[What this task involves]:
Using the entries that follow, collect the lines where the word "image" appears.

┄┄┄┄┄┄

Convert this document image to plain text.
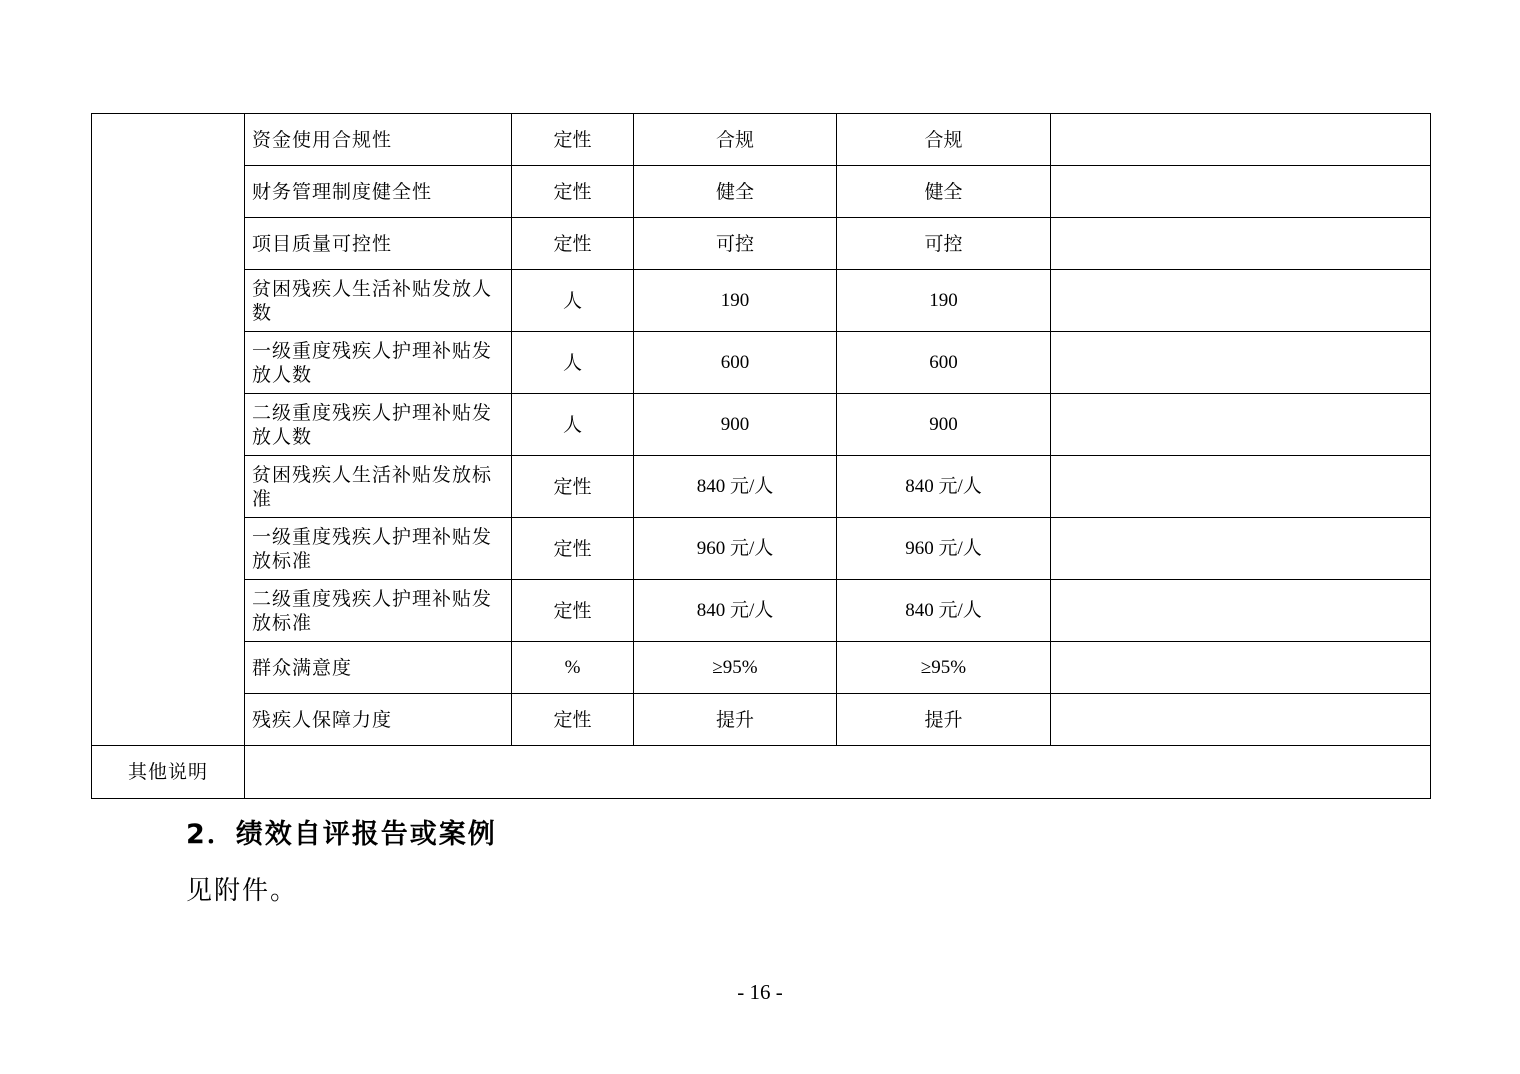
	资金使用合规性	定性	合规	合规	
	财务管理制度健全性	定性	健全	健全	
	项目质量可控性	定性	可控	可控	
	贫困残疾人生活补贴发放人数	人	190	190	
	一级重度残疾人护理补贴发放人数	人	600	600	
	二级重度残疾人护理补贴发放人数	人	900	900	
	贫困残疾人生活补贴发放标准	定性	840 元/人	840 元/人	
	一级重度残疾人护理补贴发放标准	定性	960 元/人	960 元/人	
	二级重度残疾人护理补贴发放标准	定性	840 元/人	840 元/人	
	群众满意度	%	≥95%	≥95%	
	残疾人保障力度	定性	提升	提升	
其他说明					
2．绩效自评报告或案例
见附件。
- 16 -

┄┄┄┄┄┄

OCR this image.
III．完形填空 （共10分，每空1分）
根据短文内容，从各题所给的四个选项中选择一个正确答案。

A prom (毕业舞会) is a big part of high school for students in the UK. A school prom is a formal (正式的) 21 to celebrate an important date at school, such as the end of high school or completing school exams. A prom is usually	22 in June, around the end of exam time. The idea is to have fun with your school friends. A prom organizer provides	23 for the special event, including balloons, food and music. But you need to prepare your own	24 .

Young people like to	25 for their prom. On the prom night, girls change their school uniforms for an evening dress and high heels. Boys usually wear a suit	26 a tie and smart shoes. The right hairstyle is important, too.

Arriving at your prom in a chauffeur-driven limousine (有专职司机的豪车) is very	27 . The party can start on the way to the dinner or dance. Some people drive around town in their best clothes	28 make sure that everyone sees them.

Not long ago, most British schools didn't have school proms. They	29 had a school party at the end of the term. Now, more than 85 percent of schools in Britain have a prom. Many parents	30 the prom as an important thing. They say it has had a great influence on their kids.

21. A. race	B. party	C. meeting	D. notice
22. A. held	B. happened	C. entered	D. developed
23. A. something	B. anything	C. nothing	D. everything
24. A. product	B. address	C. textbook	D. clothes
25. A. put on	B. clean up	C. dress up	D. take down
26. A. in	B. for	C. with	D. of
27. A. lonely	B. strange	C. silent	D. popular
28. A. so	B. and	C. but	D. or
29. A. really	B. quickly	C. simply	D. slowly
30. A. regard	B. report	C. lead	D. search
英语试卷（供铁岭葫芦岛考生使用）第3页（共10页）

┄┄┄┄┄┄

[Written answer]:
Convert this document image to plain text.
OCR this image.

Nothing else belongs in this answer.